Exact reproduction of the data is required, with images excluded.
──────── RECORDS FOR THE EXERCISE ────────
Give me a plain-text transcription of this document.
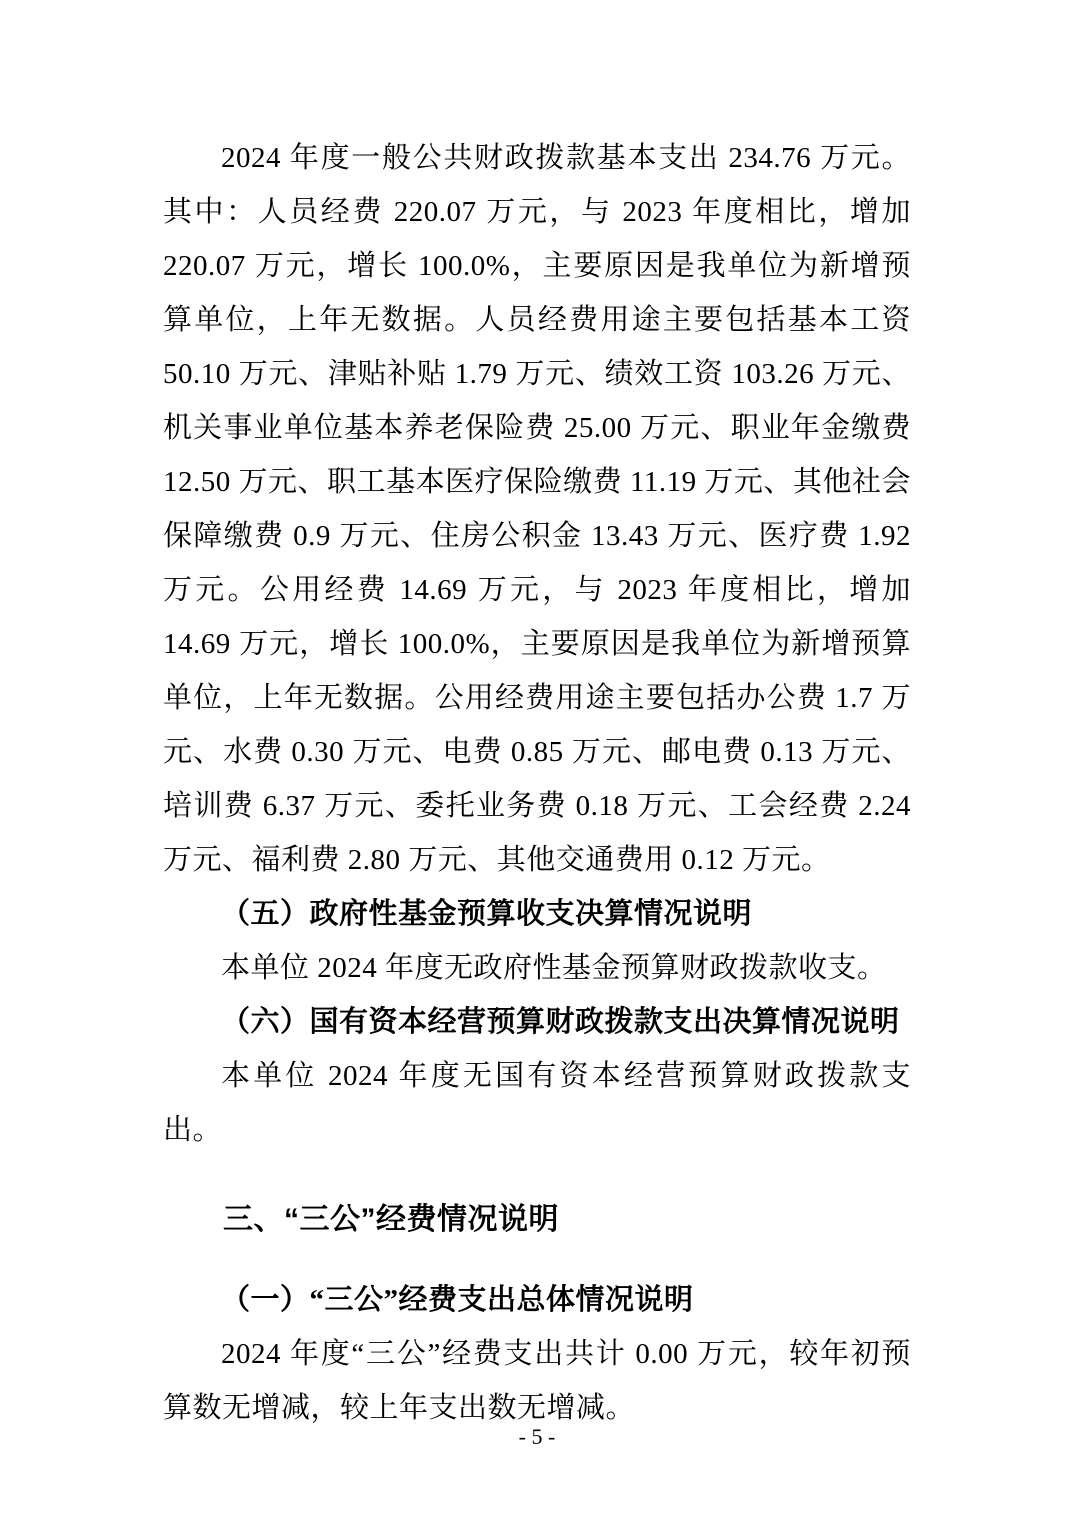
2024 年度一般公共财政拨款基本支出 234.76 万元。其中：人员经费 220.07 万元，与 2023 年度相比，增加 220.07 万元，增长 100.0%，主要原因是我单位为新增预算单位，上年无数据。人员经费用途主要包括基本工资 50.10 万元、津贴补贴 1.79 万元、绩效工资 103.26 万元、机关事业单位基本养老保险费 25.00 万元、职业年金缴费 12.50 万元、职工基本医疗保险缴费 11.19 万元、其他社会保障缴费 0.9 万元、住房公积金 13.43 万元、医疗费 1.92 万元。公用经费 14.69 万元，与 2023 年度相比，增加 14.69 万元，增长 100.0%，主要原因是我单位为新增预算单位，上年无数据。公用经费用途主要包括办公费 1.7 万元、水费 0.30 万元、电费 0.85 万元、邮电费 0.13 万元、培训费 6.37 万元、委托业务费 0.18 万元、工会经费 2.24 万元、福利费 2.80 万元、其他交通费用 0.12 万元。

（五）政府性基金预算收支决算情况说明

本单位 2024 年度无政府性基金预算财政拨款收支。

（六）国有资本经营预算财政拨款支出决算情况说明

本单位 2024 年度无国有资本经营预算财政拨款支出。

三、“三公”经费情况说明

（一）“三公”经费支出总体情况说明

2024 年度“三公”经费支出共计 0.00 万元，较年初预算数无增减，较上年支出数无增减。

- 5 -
────────
> **WRITTEN SOLUTION**:
Give me a plain-text transcription of this document.
2024 年度一般公共财政拨款基本支出 234.76 万元。其中：人员经费 220.07 万元，与 2023 年度相比，增加 220.07 万元，增长 100.0%，主要原因是我单位为新增预算单位，上年无数据。人员经费用途主要包括基本工资 50.10 万元、津贴补贴 1.79 万元、绩效工资 103.26 万元、机关事业单位基本养老保险费 25.00 万元、职业年金缴费 12.50 万元、职工基本医疗保险缴费 11.19 万元、其他社会保障缴费 0.9 万元、住房公积金 13.43 万元、医疗费 1.92 万元。公用经费 14.69 万元，与 2023 年度相比，增加 14.69 万元，增长 100.0%，主要原因是我单位为新增预算单位，上年无数据。公用经费用途主要包括办公费 1.7 万元、水费 0.30 万元、电费 0.85 万元、邮电费 0.13 万元、培训费 6.37 万元、委托业务费 0.18 万元、工会经费 2.24 万元、福利费 2.80 万元、其他交通费用 0.12 万元。

（五）政府性基金预算收支决算情况说明

本单位 2024 年度无政府性基金预算财政拨款收支。

（六）国有资本经营预算财政拨款支出决算情况说明

本单位 2024 年度无国有资本经营预算财政拨款支出。

三、“三公”经费情况说明

（一）“三公”经费支出总体情况说明

2024 年度“三公”经费支出共计 0.00 万元，较年初预算数无增减，较上年支出数无增减。

- 5 -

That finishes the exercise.